* **GIVEN DATA**:
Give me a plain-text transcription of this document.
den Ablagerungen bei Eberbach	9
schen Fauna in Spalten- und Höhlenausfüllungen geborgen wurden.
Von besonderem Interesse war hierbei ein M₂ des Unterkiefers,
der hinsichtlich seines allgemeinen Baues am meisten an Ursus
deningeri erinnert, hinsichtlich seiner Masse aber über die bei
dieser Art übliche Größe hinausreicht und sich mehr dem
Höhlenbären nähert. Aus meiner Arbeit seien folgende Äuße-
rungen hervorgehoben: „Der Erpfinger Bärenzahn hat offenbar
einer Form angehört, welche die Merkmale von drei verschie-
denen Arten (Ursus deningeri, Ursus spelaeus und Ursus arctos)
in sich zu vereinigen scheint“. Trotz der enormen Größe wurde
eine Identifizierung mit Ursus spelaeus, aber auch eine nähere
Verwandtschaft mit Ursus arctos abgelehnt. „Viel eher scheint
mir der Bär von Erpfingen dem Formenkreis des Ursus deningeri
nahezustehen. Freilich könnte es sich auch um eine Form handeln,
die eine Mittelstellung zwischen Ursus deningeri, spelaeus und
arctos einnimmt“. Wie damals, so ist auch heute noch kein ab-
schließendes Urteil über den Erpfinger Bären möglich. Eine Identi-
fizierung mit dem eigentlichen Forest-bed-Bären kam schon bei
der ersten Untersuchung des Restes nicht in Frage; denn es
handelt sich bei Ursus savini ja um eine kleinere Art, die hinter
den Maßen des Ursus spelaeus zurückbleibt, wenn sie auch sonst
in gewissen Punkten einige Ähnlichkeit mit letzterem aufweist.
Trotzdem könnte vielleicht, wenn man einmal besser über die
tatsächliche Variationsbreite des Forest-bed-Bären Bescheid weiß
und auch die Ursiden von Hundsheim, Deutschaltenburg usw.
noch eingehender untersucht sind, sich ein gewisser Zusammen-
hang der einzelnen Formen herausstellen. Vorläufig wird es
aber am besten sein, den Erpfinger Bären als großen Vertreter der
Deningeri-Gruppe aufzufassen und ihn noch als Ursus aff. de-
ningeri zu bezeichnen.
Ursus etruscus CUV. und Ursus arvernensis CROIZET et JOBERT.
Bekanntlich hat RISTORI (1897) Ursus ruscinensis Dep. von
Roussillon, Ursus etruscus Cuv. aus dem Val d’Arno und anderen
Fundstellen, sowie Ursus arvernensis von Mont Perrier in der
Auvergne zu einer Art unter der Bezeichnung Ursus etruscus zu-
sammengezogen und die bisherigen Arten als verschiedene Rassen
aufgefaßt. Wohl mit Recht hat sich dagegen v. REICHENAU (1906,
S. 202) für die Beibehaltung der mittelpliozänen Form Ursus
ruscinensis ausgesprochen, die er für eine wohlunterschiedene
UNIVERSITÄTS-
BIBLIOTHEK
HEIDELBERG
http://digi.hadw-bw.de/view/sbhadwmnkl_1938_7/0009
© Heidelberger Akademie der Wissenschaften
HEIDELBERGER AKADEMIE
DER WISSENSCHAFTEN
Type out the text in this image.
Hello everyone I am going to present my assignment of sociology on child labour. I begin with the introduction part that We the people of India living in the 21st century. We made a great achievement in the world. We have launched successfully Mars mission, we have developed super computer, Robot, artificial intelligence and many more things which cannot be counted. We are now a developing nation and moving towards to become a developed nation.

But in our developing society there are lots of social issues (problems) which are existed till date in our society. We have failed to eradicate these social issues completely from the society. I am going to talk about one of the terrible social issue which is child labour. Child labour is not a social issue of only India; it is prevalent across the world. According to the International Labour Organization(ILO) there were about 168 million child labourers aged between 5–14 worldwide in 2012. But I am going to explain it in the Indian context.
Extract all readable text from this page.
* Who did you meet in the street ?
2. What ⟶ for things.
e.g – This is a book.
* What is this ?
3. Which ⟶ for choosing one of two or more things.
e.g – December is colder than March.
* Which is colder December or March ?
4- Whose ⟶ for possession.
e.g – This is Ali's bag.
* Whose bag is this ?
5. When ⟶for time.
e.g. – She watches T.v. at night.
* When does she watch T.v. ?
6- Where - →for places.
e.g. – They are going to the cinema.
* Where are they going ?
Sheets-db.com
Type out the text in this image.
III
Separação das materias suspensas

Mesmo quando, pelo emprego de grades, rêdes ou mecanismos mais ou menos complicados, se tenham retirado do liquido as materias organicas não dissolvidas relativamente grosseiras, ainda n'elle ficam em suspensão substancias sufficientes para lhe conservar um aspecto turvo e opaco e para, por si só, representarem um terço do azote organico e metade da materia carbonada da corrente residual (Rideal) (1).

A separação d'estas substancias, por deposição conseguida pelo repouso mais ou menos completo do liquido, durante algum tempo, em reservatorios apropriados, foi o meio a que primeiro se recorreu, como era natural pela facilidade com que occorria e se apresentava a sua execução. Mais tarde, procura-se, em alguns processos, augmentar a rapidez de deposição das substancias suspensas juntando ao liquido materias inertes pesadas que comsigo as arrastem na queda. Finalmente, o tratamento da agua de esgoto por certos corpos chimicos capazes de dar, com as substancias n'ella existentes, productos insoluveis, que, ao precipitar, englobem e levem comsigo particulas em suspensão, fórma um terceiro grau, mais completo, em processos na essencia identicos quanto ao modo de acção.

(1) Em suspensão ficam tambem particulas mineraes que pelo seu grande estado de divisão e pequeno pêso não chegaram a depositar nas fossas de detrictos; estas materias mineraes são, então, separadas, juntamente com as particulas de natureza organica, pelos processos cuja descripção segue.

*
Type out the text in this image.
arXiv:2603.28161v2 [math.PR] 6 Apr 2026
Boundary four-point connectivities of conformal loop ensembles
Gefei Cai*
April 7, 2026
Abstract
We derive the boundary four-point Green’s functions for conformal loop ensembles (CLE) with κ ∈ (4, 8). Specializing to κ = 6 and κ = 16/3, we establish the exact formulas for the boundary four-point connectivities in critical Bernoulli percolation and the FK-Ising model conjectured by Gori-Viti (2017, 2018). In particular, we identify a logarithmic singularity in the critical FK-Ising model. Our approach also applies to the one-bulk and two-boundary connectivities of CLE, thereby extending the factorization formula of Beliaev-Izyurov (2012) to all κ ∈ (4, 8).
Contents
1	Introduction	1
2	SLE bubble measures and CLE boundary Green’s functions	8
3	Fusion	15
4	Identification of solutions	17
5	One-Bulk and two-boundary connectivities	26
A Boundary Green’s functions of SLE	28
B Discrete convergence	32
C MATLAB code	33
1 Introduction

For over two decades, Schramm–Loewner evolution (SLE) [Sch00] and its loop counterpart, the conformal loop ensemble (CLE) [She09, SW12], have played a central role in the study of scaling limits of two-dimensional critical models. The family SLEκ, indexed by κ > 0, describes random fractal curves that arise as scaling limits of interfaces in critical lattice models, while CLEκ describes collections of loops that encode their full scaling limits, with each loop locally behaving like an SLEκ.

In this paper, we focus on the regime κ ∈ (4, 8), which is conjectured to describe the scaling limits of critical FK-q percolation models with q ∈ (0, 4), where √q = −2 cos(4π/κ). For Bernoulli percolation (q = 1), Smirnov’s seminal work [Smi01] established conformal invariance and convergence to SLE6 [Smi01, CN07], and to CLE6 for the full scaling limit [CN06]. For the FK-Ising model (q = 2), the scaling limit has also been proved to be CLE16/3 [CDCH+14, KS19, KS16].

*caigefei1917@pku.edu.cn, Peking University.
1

* **WRITTEN EXERCISE**: Transcribe the material exactly as it reads.

* **TASK RESULT**:
Give me a plain-text transcription of this document.
den Ablagerungen bei Eberbach	9
schen Fauna in Spalten- und Höhlenausfüllungen geborgen wurden.
Von besonderem Interesse war hierbei ein M₂ des Unterkiefers,
der hinsichtlich seines allgemeinen Baues am meisten an Ursus
deningeri erinnert, hinsichtlich seiner Masse aber über die bei
dieser Art übliche Größe hinausreicht und sich mehr dem
Höhlenbären nähert. Aus meiner Arbeit seien folgende Äuße-
rungen hervorgehoben: „Der Erpfinger Bärenzahn hat offenbar
einer Form angehört, welche die Merkmale von drei verschie-
denen Arten (Ursus deningeri, Ursus spelaeus und Ursus arctos)
in sich zu vereinigen scheint“. Trotz der enormen Größe wurde
eine Identifizierung mit Ursus spelaeus, aber auch eine nähere
Verwandtschaft mit Ursus arctos abgelehnt. „Viel eher scheint
mir der Bär von Erpfingen dem Formenkreis des Ursus deningeri
nahezustehen. Freilich könnte es sich auch um eine Form handeln,
die eine Mittelstellung zwischen Ursus deningeri, spelaeus und
arctos einnimmt“. Wie damals, so ist auch heute noch kein ab-
schließendes Urteil über den Erpfinger Bären möglich. Eine Identi-
fizierung mit dem eigentlichen Forest-bed-Bären kam schon bei
der ersten Untersuchung des Restes nicht in Frage; denn es
handelt sich bei Ursus savini ja um eine kleinere Art, die hinter
den Maßen des Ursus spelaeus zurückbleibt, wenn sie auch sonst
in gewissen Punkten einige Ähnlichkeit mit letzterem aufweist.
Trotzdem könnte vielleicht, wenn man einmal besser über die
tatsächliche Variationsbreite des Forest-bed-Bären Bescheid weiß
und auch die Ursiden von Hundsheim, Deutschaltenburg usw.
noch eingehender untersucht sind, sich ein gewisser Zusammen-
hang der einzelnen Formen herausstellen. Vorläufig wird es
aber am besten sein, den Erpfinger Bären als großen Vertreter der
Deningeri-Gruppe aufzufassen und ihn noch als Ursus aff. de-
ningeri zu bezeichnen.
Ursus etruscus CUV. und Ursus arvernensis CROIZET et JOBERT.
Bekanntlich hat RISTORI (1897) Ursus ruscinensis Dep. von
Roussillon, Ursus etruscus Cuv. aus dem Val d’Arno und anderen
Fundstellen, sowie Ursus arvernensis von Mont Perrier in der
Auvergne zu einer Art unter der Bezeichnung Ursus etruscus zu-
sammengezogen und die bisherigen Arten als verschiedene Rassen
aufgefaßt. Wohl mit Recht hat sich dagegen v. REICHENAU (1906,
S. 202) für die Beibehaltung der mittelpliozänen Form Ursus
ruscinensis ausgesprochen, die er für eine wohlunterschiedene
UNIVERSITÄTS-
BIBLIOTHEK
HEIDELBERG
http://digi.hadw-bw.de/view/sbhadwmnkl_1938_7/0009
© Heidelberger Akademie der Wissenschaften
HEIDELBERGER AKADEMIE
DER WISSENSCHAFTEN
Type out the text in this image.
Hello everyone I am going to present my assignment of sociology on child labour. I begin with the introduction part that We the people of India living in the 21st century. We made a great achievement in the world. We have launched successfully Mars mission, we have developed super computer, Robot, artificial intelligence and many more things which cannot be counted. We are now a developing nation and moving towards to become a developed nation.

But in our developing society there are lots of social issues (problems) which are existed till date in our society. We have failed to eradicate these social issues completely from the society. I am going to talk about one of the terrible social issue which is child labour. Child labour is not a social issue of only India; it is prevalent across the world. According to the International Labour Organization(ILO) there were about 168 million child labourers aged between 5–14 worldwide in 2012. But I am going to explain it in the Indian context.
Extract all readable text from this page.
* Who did you meet in the street ?
2. What ⟶ for things.
e.g – This is a book.
* What is this ?
3. Which ⟶ for choosing one of two or more things.
e.g – December is colder than March.
* Which is colder December or March ?
4- Whose ⟶ for possession.
e.g – This is Ali's bag.
* Whose bag is this ?
5. When ⟶for time.
e.g. – She watches T.v. at night.
* When does she watch T.v. ?
6- Where - →for places.
e.g. – They are going to the cinema.
* Where are they going ?
Sheets-db.com
Type out the text in this image.
III
Separação das materias suspensas

Mesmo quando, pelo emprego de grades, rêdes ou mecanismos mais ou menos complicados, se tenham retirado do liquido as materias organicas não dissolvidas relativamente grosseiras, ainda n'elle ficam em suspensão substancias sufficientes para lhe conservar um aspecto turvo e opaco e para, por si só, representarem um terço do azote organico e metade da materia carbonada da corrente residual (Rideal) (1).

A separação d'estas substancias, por deposição conseguida pelo repouso mais ou menos completo do liquido, durante algum tempo, em reservatorios apropriados, foi o meio a que primeiro se recorreu, como era natural pela facilidade com que occorria e se apresentava a sua execução. Mais tarde, procura-se, em alguns processos, augmentar a rapidez de deposição das substancias suspensas juntando ao liquido materias inertes pesadas que comsigo as arrastem na queda. Finalmente, o tratamento da agua de esgoto por certos corpos chimicos capazes de dar, com as substancias n'ella existentes, productos insoluveis, que, ao precipitar, englobem e levem comsigo particulas em suspensão, fórma um terceiro grau, mais completo, em processos na essencia identicos quanto ao modo de acção.

(1) Em suspensão ficam tambem particulas mineraes que pelo seu grande estado de divisão e pequeno pêso não chegaram a depositar nas fossas de detrictos; estas materias mineraes são, então, separadas, juntamente com as particulas de natureza organica, pelos processos cuja descripção segue.

*
Type out the text in this image.
arXiv:2603.28161v2 [math.PR] 6 Apr 2026
Boundary four-point connectivities of conformal loop ensembles
Gefei Cai*
April 7, 2026
Abstract
We derive the boundary four-point Green’s functions for conformal loop ensembles (CLE) with κ ∈ (4, 8). Specializing to κ = 6 and κ = 16/3, we establish the exact formulas for the boundary four-point connectivities in critical Bernoulli percolation and the FK-Ising model conjectured by Gori-Viti (2017, 2018). In particular, we identify a logarithmic singularity in the critical FK-Ising model. Our approach also applies to the one-bulk and two-boundary connectivities of CLE, thereby extending the factorization formula of Beliaev-Izyurov (2012) to all κ ∈ (4, 8).
Contents
1	Introduction	1
2	SLE bubble measures and CLE boundary Green’s functions	8
3	Fusion	15
4	Identification of solutions	17
5	One-Bulk and two-boundary connectivities	26
A Boundary Green’s functions of SLE	28
B Discrete convergence	32
C MATLAB code	33
1 Introduction

For over two decades, Schramm–Loewner evolution (SLE) [Sch00] and its loop counterpart, the conformal loop ensemble (CLE) [She09, SW12], have played a central role in the study of scaling limits of two-dimensional critical models. The family SLEκ, indexed by κ > 0, describes random fractal curves that arise as scaling limits of interfaces in critical lattice models, while CLEκ describes collections of loops that encode their full scaling limits, with each loop locally behaving like an SLEκ.

In this paper, we focus on the regime κ ∈ (4, 8), which is conjectured to describe the scaling limits of critical FK-q percolation models with q ∈ (0, 4), where √q = −2 cos(4π/κ). For Bernoulli percolation (q = 1), Smirnov’s seminal work [Smi01] established conformal invariance and convergence to SLE6 [Smi01, CN07], and to CLE6 for the full scaling limit [CN06]. For the FK-Ising model (q = 2), the scaling limit has also been proved to be CLE16/3 [CDCH+14, KS19, KS16].

*caigefei1917@pku.edu.cn, Peking University.
1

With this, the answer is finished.